Copy every line from the material below that holds "Цветограда".

(Raw records)
---+---
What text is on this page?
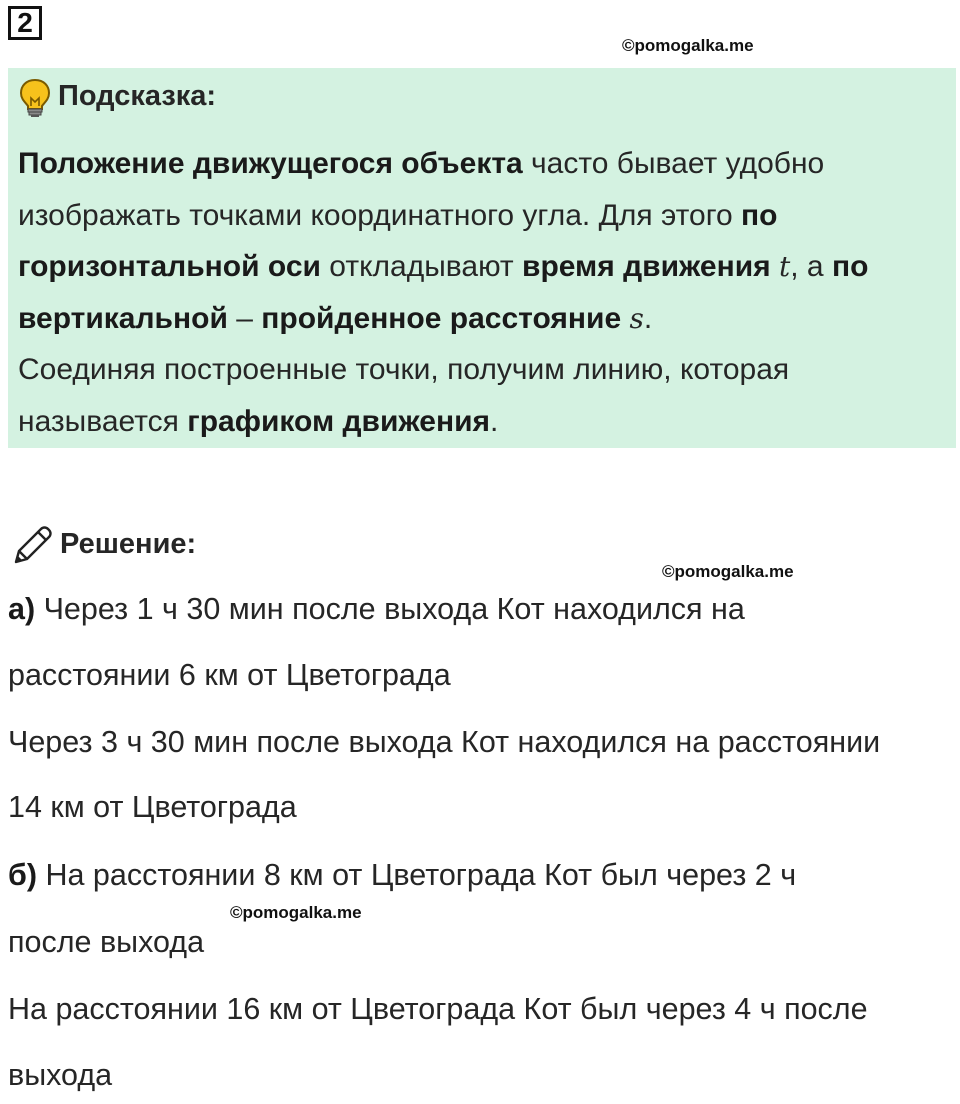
2
©pomogalka.me
Подсказка:
Положение движущегося объекта часто бывает удобно
изображать точками координатного угла. Для этого по
горизонтальной оси откладывают время движения t, а по
вертикальной – пройденное расстояние s.
Соединяя построенные точки, получим линию, которая
называется графиком движения.
Решение:
©pomogalka.me
а) Через 1 ч 30 мин после выхода Кот находился на
расстоянии 6 км от Цветограда
Через 3 ч 30 мин после выхода Кот находился на расстоянии
14 км от Цветограда
б) На расстоянии 8 км от Цветограда Кот был через 2 ч
после выхода
На расстоянии 16 км от Цветограда Кот был через 4 ч после
выхода
©pomogalka.me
---+---
▸ **Answer**
расстоянии 6 км от Цветограда
14 км от Цветограда
б) На расстоянии 8 км от Цветограда Кот был через 2 ч
На расстоянии 16 км от Цветограда Кот был через 4 ч после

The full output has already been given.